WHAT TO WORK ON
Copy out each line of the material below that holds the string "JSON".

MATERIAL
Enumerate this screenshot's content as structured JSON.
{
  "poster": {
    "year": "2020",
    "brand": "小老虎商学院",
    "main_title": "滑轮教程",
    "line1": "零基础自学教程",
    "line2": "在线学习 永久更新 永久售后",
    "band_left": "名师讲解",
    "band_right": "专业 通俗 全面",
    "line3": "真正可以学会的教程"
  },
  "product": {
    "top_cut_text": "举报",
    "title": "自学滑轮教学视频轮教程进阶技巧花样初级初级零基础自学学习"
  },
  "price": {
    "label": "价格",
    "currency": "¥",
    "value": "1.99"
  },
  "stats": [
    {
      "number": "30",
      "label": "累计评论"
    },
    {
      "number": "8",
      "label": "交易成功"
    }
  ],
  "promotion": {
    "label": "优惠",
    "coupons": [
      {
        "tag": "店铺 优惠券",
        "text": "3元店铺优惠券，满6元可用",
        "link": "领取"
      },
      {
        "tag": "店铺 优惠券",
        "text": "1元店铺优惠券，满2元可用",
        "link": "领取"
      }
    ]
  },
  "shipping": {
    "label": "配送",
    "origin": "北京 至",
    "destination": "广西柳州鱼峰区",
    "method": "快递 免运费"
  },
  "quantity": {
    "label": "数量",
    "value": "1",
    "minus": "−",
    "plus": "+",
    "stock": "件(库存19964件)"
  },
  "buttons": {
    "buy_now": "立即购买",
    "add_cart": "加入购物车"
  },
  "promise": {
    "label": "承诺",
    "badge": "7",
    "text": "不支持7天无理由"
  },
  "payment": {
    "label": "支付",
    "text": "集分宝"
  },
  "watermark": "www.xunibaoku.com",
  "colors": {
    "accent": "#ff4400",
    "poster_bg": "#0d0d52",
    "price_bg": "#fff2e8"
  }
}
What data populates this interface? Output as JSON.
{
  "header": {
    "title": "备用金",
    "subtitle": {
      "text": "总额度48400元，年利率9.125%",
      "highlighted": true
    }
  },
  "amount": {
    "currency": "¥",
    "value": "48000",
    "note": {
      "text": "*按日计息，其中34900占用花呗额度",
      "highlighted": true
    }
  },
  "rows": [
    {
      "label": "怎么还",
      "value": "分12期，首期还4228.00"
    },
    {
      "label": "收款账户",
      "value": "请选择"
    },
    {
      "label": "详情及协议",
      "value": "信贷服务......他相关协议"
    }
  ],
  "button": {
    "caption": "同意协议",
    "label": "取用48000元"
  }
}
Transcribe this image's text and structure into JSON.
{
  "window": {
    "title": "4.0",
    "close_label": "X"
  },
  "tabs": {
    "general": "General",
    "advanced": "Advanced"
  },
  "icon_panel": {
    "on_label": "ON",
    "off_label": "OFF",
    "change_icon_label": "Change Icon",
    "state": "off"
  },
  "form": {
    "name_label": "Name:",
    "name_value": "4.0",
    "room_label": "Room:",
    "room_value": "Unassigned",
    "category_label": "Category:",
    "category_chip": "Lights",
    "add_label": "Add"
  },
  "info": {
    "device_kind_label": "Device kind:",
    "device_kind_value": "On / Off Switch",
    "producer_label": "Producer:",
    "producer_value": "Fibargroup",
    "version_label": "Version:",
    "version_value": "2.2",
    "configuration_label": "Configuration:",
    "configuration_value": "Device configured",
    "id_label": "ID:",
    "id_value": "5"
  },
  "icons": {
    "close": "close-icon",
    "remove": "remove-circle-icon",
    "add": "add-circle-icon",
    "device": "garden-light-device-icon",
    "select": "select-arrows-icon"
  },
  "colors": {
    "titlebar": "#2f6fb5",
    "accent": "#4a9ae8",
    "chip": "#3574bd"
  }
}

TASK RESPONSE
Enumerate this screenshot's content as structured JSON.
What data populates this interface? Output as JSON.
Transcribe this image's text and structure into JSON.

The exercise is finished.